■ YOUR OBJECTIVE
Take the listing and print it in full, exactly as given.

- - - - -

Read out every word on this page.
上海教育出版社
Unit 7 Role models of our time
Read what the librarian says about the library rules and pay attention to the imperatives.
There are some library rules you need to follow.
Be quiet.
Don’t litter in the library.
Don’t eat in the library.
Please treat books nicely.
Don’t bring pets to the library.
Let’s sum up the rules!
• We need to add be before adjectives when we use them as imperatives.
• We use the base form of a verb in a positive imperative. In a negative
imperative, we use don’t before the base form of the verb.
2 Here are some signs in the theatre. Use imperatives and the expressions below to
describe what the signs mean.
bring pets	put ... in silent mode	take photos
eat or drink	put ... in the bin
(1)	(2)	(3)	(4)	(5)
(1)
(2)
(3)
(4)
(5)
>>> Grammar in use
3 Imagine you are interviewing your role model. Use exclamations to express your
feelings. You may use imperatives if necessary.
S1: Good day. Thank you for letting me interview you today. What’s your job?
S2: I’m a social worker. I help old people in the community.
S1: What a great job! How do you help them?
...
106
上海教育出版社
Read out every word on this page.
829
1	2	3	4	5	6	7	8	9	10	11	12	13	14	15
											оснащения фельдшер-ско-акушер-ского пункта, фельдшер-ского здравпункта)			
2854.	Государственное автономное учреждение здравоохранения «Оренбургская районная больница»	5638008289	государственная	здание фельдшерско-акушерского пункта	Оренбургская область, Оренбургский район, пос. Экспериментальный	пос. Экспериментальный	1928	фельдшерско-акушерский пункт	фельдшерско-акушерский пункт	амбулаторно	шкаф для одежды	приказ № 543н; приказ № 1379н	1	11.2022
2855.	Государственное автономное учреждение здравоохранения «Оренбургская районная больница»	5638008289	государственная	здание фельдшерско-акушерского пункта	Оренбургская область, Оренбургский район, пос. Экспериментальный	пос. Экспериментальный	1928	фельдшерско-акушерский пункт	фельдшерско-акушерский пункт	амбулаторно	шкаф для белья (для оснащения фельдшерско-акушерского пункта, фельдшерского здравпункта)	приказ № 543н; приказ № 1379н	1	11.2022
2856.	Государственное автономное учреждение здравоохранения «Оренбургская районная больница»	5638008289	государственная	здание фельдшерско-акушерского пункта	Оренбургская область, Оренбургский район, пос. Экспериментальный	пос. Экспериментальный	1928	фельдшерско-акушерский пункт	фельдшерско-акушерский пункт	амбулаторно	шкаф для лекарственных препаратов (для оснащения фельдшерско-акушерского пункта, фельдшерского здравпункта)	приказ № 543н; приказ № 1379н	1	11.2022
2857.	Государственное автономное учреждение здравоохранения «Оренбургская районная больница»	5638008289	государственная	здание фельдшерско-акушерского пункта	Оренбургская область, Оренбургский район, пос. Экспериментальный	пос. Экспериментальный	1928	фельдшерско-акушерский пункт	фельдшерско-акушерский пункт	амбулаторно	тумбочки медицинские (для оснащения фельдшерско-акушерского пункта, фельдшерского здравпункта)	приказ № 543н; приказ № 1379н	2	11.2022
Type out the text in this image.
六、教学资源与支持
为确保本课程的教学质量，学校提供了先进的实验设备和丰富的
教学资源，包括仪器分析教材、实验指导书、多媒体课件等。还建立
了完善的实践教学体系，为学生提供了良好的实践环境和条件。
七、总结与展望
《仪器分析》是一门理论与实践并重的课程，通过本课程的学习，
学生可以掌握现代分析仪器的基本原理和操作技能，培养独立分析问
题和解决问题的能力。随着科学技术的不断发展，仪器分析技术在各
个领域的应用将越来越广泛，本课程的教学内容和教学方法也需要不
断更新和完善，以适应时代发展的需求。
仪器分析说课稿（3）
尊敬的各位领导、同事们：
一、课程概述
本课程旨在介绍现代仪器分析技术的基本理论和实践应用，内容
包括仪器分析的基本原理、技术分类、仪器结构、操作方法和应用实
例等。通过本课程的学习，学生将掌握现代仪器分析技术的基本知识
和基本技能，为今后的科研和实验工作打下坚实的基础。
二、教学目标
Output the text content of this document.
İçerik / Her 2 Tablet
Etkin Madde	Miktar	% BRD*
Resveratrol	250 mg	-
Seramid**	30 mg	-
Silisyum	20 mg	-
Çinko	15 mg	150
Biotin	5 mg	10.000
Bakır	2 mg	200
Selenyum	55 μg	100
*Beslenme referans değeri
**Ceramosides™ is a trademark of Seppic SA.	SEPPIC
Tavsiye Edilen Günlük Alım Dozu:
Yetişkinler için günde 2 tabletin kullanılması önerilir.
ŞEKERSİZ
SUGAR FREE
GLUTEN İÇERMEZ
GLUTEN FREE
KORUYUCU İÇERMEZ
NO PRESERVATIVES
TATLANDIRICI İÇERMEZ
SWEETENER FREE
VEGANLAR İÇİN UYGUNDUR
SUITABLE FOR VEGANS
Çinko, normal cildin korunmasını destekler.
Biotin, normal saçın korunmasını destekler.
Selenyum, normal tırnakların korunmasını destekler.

- - - - -

■ ANSWER FOR THE TASK
Read out every word on this page.
上海教育出版社
Unit 7 Role models of our time
Read what the librarian says about the library rules and pay attention to the imperatives.
There are some library rules you need to follow.
Be quiet.
Don’t litter in the library.
Don’t eat in the library.
Please treat books nicely.
Don’t bring pets to the library.
Let’s sum up the rules!
• We need to add be before adjectives when we use them as imperatives.
• We use the base form of a verb in a positive imperative. In a negative
imperative, we use don’t before the base form of the verb.
2 Here are some signs in the theatre. Use imperatives and the expressions below to
describe what the signs mean.
bring pets	put ... in silent mode	take photos
eat or drink	put ... in the bin
(1)	(2)	(3)	(4)	(5)
(1)
(2)
(3)
(4)
(5)
>>> Grammar in use
3 Imagine you are interviewing your role model. Use exclamations to express your
feelings. You may use imperatives if necessary.
S1: Good day. Thank you for letting me interview you today. What’s your job?
S2: I’m a social worker. I help old people in the community.
S1: What a great job! How do you help them?
...
106
上海教育出版社
Read out every word on this page.
829
1	2	3	4	5	6	7	8	9	10	11	12	13	14	15
											оснащения фельдшер-ско-акушер-ского пункта, фельдшер-ского здравпункта)			
2854.	Государственное автономное учреждение здравоохранения «Оренбургская районная больница»	5638008289	государственная	здание фельдшерско-акушерского пункта	Оренбургская область, Оренбургский район, пос. Экспериментальный	пос. Экспериментальный	1928	фельдшерско-акушерский пункт	фельдшерско-акушерский пункт	амбулаторно	шкаф для одежды	приказ № 543н; приказ № 1379н	1	11.2022
2855.	Государственное автономное учреждение здравоохранения «Оренбургская районная больница»	5638008289	государственная	здание фельдшерско-акушерского пункта	Оренбургская область, Оренбургский район, пос. Экспериментальный	пос. Экспериментальный	1928	фельдшерско-акушерский пункт	фельдшерско-акушерский пункт	амбулаторно	шкаф для белья (для оснащения фельдшерско-акушерского пункта, фельдшерского здравпункта)	приказ № 543н; приказ № 1379н	1	11.2022
2856.	Государственное автономное учреждение здравоохранения «Оренбургская районная больница»	5638008289	государственная	здание фельдшерско-акушерского пункта	Оренбургская область, Оренбургский район, пос. Экспериментальный	пос. Экспериментальный	1928	фельдшерско-акушерский пункт	фельдшерско-акушерский пункт	амбулаторно	шкаф для лекарственных препаратов (для оснащения фельдшерско-акушерского пункта, фельдшерского здравпункта)	приказ № 543н; приказ № 1379н	1	11.2022
2857.	Государственное автономное учреждение здравоохранения «Оренбургская районная больница»	5638008289	государственная	здание фельдшерско-акушерского пункта	Оренбургская область, Оренбургский район, пос. Экспериментальный	пос. Экспериментальный	1928	фельдшерско-акушерский пункт	фельдшерско-акушерский пункт	амбулаторно	тумбочки медицинские (для оснащения фельдшерско-акушерского пункта, фельдшерского здравпункта)	приказ № 543н; приказ № 1379н	2	11.2022
Type out the text in this image.
六、教学资源与支持
为确保本课程的教学质量，学校提供了先进的实验设备和丰富的
教学资源，包括仪器分析教材、实验指导书、多媒体课件等。还建立
了完善的实践教学体系，为学生提供了良好的实践环境和条件。
七、总结与展望
《仪器分析》是一门理论与实践并重的课程，通过本课程的学习，
学生可以掌握现代分析仪器的基本原理和操作技能，培养独立分析问
题和解决问题的能力。随着科学技术的不断发展，仪器分析技术在各
个领域的应用将越来越广泛，本课程的教学内容和教学方法也需要不
断更新和完善，以适应时代发展的需求。
仪器分析说课稿（3）
尊敬的各位领导、同事们：
一、课程概述
本课程旨在介绍现代仪器分析技术的基本理论和实践应用，内容
包括仪器分析的基本原理、技术分类、仪器结构、操作方法和应用实
例等。通过本课程的学习，学生将掌握现代仪器分析技术的基本知识
和基本技能，为今后的科研和实验工作打下坚实的基础。
二、教学目标
Output the text content of this document.
İçerik / Her 2 Tablet
Etkin Madde	Miktar	% BRD*
Resveratrol	250 mg	-
Seramid**	30 mg	-
Silisyum	20 mg	-
Çinko	15 mg	150
Biotin	5 mg	10.000
Bakır	2 mg	200
Selenyum	55 μg	100
*Beslenme referans değeri
**Ceramosides™ is a trademark of Seppic SA.	SEPPIC
Tavsiye Edilen Günlük Alım Dozu:
Yetişkinler için günde 2 tabletin kullanılması önerilir.
ŞEKERSİZ
SUGAR FREE
GLUTEN İÇERMEZ
GLUTEN FREE
KORUYUCU İÇERMEZ
NO PRESERVATIVES
TATLANDIRICI İÇERMEZ
SWEETENER FREE
VEGANLAR İÇİN UYGUNDUR
SUITABLE FOR VEGANS
Çinko, normal cildin korunmasını destekler.
Biotin, normal saçın korunmasını destekler.
Selenyum, normal tırnakların korunmasını destekler.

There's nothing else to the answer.